### TASK INPUTS
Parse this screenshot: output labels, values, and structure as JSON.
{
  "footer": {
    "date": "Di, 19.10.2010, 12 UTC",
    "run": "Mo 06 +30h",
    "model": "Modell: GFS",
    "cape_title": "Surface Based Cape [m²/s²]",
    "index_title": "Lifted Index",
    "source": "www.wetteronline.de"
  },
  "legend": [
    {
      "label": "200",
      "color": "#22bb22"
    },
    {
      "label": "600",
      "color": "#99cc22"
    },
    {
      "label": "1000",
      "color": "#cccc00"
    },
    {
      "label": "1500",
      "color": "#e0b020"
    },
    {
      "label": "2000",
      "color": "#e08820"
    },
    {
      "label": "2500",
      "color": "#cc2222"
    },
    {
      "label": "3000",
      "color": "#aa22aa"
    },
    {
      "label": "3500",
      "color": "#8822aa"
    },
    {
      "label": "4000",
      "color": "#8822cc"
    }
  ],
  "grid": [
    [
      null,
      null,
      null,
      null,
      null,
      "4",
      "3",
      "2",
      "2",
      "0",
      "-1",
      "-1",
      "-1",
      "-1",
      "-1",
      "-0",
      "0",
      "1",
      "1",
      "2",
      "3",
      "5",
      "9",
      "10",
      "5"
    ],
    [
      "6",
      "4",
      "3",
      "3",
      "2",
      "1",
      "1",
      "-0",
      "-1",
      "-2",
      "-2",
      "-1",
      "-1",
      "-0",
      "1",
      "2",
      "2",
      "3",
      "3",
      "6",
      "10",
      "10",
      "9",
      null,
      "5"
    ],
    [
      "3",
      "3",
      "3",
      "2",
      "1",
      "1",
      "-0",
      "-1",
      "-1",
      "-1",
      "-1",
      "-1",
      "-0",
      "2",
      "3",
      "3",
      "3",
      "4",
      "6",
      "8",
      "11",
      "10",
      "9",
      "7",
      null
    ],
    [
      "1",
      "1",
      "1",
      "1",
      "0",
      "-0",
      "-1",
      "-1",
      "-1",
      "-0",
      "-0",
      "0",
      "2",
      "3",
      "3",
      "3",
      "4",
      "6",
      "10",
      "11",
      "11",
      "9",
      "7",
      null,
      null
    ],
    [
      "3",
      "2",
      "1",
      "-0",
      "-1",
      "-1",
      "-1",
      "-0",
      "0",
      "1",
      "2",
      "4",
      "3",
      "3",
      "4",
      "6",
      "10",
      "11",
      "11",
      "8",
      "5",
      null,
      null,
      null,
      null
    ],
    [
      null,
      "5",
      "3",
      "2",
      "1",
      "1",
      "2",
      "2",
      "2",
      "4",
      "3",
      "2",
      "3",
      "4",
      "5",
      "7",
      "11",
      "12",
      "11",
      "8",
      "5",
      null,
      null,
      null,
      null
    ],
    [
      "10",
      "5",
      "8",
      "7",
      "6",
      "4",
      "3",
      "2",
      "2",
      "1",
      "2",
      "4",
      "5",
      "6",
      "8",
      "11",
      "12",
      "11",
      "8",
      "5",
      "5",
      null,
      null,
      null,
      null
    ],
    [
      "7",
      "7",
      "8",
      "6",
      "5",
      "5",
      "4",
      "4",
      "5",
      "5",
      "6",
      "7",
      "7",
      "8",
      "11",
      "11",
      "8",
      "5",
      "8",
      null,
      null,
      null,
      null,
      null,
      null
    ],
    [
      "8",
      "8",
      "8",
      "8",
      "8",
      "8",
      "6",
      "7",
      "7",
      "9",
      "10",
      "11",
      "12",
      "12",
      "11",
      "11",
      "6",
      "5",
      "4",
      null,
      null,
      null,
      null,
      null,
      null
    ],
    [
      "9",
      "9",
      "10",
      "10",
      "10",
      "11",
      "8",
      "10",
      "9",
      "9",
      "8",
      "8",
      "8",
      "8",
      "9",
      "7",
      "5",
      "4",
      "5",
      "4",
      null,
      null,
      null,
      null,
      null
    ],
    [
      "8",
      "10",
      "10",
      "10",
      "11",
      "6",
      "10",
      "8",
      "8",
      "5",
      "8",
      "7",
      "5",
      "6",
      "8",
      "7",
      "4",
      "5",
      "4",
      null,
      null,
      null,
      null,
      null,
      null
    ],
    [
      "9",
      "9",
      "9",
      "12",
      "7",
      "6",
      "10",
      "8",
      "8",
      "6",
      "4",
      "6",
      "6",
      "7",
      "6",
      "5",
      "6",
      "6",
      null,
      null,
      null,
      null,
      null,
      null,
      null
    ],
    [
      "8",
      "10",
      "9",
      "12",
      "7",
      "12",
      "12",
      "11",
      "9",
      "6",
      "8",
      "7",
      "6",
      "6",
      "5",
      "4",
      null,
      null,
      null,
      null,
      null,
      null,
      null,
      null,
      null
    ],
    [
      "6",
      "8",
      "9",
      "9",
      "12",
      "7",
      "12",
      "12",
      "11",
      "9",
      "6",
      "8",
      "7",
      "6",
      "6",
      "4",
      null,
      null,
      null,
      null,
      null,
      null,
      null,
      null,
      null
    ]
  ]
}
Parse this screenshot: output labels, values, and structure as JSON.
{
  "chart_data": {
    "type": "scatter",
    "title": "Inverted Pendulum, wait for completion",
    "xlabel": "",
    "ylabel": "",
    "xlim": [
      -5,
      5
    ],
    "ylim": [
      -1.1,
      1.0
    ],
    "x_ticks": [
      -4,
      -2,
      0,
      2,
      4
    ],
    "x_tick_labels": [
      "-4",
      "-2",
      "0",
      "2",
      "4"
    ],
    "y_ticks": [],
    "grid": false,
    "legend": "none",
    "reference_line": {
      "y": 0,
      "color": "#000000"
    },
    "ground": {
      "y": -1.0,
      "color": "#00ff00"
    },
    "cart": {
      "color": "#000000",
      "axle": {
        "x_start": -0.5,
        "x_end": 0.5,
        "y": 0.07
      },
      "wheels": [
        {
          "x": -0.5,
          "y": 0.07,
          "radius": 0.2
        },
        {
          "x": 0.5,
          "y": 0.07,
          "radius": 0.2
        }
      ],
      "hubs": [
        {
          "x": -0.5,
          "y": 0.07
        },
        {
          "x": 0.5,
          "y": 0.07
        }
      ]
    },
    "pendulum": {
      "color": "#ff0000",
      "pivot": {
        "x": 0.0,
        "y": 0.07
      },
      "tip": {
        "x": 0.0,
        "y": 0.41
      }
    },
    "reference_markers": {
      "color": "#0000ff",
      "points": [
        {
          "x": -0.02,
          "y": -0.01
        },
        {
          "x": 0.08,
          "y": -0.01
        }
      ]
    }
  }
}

### WORK REQUIRED
Restate each entry exactly, skipping none.

### TASK RESPONSE
Parse this screenshot: output labels, values, and structure as JSON.
{
  "footer": {
    "date": "Di, 19.10.2010, 12 UTC",
    "run": "Mo 06 +30h",
    "model": "Modell: GFS",
    "cape_title": "Surface Based Cape [m²/s²]",
    "index_title": "Lifted Index",
    "source": "www.wetteronline.de"
  },
  "legend": [
    {
      "label": "200",
      "color": "#22bb22"
    },
    {
      "label": "600",
      "color": "#99cc22"
    },
    {
      "label": "1000",
      "color": "#cccc00"
    },
    {
      "label": "1500",
      "color": "#e0b020"
    },
    {
      "label": "2000",
      "color": "#e08820"
    },
    {
      "label": "2500",
      "color": "#cc2222"
    },
    {
      "label": "3000",
      "color": "#aa22aa"
    },
    {
      "label": "3500",
      "color": "#8822aa"
    },
    {
      "label": "4000",
      "color": "#8822cc"
    }
  ],
  "grid": [
    [
      null,
      null,
      null,
      null,
      null,
      "4",
      "3",
      "2",
      "2",
      "0",
      "-1",
      "-1",
      "-1",
      "-1",
      "-1",
      "-0",
      "0",
      "1",
      "1",
      "2",
      "3",
      "5",
      "9",
      "10",
      "5"
    ],
    [
      "6",
      "4",
      "3",
      "3",
      "2",
      "1",
      "1",
      "-0",
      "-1",
      "-2",
      "-2",
      "-1",
      "-1",
      "-0",
      "1",
      "2",
      "2",
      "3",
      "3",
      "6",
      "10",
      "10",
      "9",
      null,
      "5"
    ],
    [
      "3",
      "3",
      "3",
      "2",
      "1",
      "1",
      "-0",
      "-1",
      "-1",
      "-1",
      "-1",
      "-1",
      "-0",
      "2",
      "3",
      "3",
      "3",
      "4",
      "6",
      "8",
      "11",
      "10",
      "9",
      "7",
      null
    ],
    [
      "1",
      "1",
      "1",
      "1",
      "0",
      "-0",
      "-1",
      "-1",
      "-1",
      "-0",
      "-0",
      "0",
      "2",
      "3",
      "3",
      "3",
      "4",
      "6",
      "10",
      "11",
      "11",
      "9",
      "7",
      null,
      null
    ],
    [
      "3",
      "2",
      "1",
      "-0",
      "-1",
      "-1",
      "-1",
      "-0",
      "0",
      "1",
      "2",
      "4",
      "3",
      "3",
      "4",
      "6",
      "10",
      "11",
      "11",
      "8",
      "5",
      null,
      null,
      null,
      null
    ],
    [
      null,
      "5",
      "3",
      "2",
      "1",
      "1",
      "2",
      "2",
      "2",
      "4",
      "3",
      "2",
      "3",
      "4",
      "5",
      "7",
      "11",
      "12",
      "11",
      "8",
      "5",
      null,
      null,
      null,
      null
    ],
    [
      "10",
      "5",
      "8",
      "7",
      "6",
      "4",
      "3",
      "2",
      "2",
      "1",
      "2",
      "4",
      "5",
      "6",
      "8",
      "11",
      "12",
      "11",
      "8",
      "5",
      "5",
      null,
      null,
      null,
      null
    ],
    [
      "7",
      "7",
      "8",
      "6",
      "5",
      "5",
      "4",
      "4",
      "5",
      "5",
      "6",
      "7",
      "7",
      "8",
      "11",
      "11",
      "8",
      "5",
      "8",
      null,
      null,
      null,
      null,
      null,
      null
    ],
    [
      "8",
      "8",
      "8",
      "8",
      "8",
      "8",
      "6",
      "7",
      "7",
      "9",
      "10",
      "11",
      "12",
      "12",
      "11",
      "11",
      "6",
      "5",
      "4",
      null,
      null,
      null,
      null,
      null,
      null
    ],
    [
      "9",
      "9",
      "10",
      "10",
      "10",
      "11",
      "8",
      "10",
      "9",
      "9",
      "8",
      "8",
      "8",
      "8",
      "9",
      "7",
      "5",
      "4",
      "5",
      "4",
      null,
      null,
      null,
      null,
      null
    ],
    [
      "8",
      "10",
      "10",
      "10",
      "11",
      "6",
      "10",
      "8",
      "8",
      "5",
      "8",
      "7",
      "5",
      "6",
      "8",
      "7",
      "4",
      "5",
      "4",
      null,
      null,
      null,
      null,
      null,
      null
    ],
    [
      "9",
      "9",
      "9",
      "12",
      "7",
      "6",
      "10",
      "8",
      "8",
      "6",
      "4",
      "6",
      "6",
      "7",
      "6",
      "5",
      "6",
      "6",
      null,
      null,
      null,
      null,
      null,
      null,
      null
    ],
    [
      "8",
      "10",
      "9",
      "12",
      "7",
      "12",
      "12",
      "11",
      "9",
      "6",
      "8",
      "7",
      "6",
      "6",
      "5",
      "4",
      null,
      null,
      null,
      null,
      null,
      null,
      null,
      null,
      null
    ],
    [
      "6",
      "8",
      "9",
      "9",
      "12",
      "7",
      "12",
      "12",
      "11",
      "9",
      "6",
      "8",
      "7",
      "6",
      "6",
      "4",
      null,
      null,
      null,
      null,
      null,
      null,
      null,
      null,
      null
    ]
  ]
}
Parse this screenshot: output labels, values, and structure as JSON.
{
  "chart_data": {
    "type": "scatter",
    "title": "Inverted Pendulum, wait for completion",
    "xlabel": "",
    "ylabel": "",
    "xlim": [
      -5,
      5
    ],
    "ylim": [
      -1.1,
      1.0
    ],
    "x_ticks": [
      -4,
      -2,
      0,
      2,
      4
    ],
    "x_tick_labels": [
      "-4",
      "-2",
      "0",
      "2",
      "4"
    ],
    "y_ticks": [],
    "grid": false,
    "legend": "none",
    "reference_line": {
      "y": 0,
      "color": "#000000"
    },
    "ground": {
      "y": -1.0,
      "color": "#00ff00"
    },
    "cart": {
      "color": "#000000",
      "axle": {
        "x_start": -0.5,
        "x_end": 0.5,
        "y": 0.07
      },
      "wheels": [
        {
          "x": -0.5,
          "y": 0.07,
          "radius": 0.2
        },
        {
          "x": 0.5,
          "y": 0.07,
          "radius": 0.2
        }
      ],
      "hubs": [
        {
          "x": -0.5,
          "y": 0.07
        },
        {
          "x": 0.5,
          "y": 0.07
        }
      ]
    },
    "pendulum": {
      "color": "#ff0000",
      "pivot": {
        "x": 0.0,
        "y": 0.07
      },
      "tip": {
        "x": 0.0,
        "y": 0.41
      }
    },
    "reference_markers": {
      "color": "#0000ff",
      "points": [
        {
          "x": -0.02,
          "y": -0.01
        },
        {
          "x": 0.08,
          "y": -0.01
        }
      ]
    }
  }
}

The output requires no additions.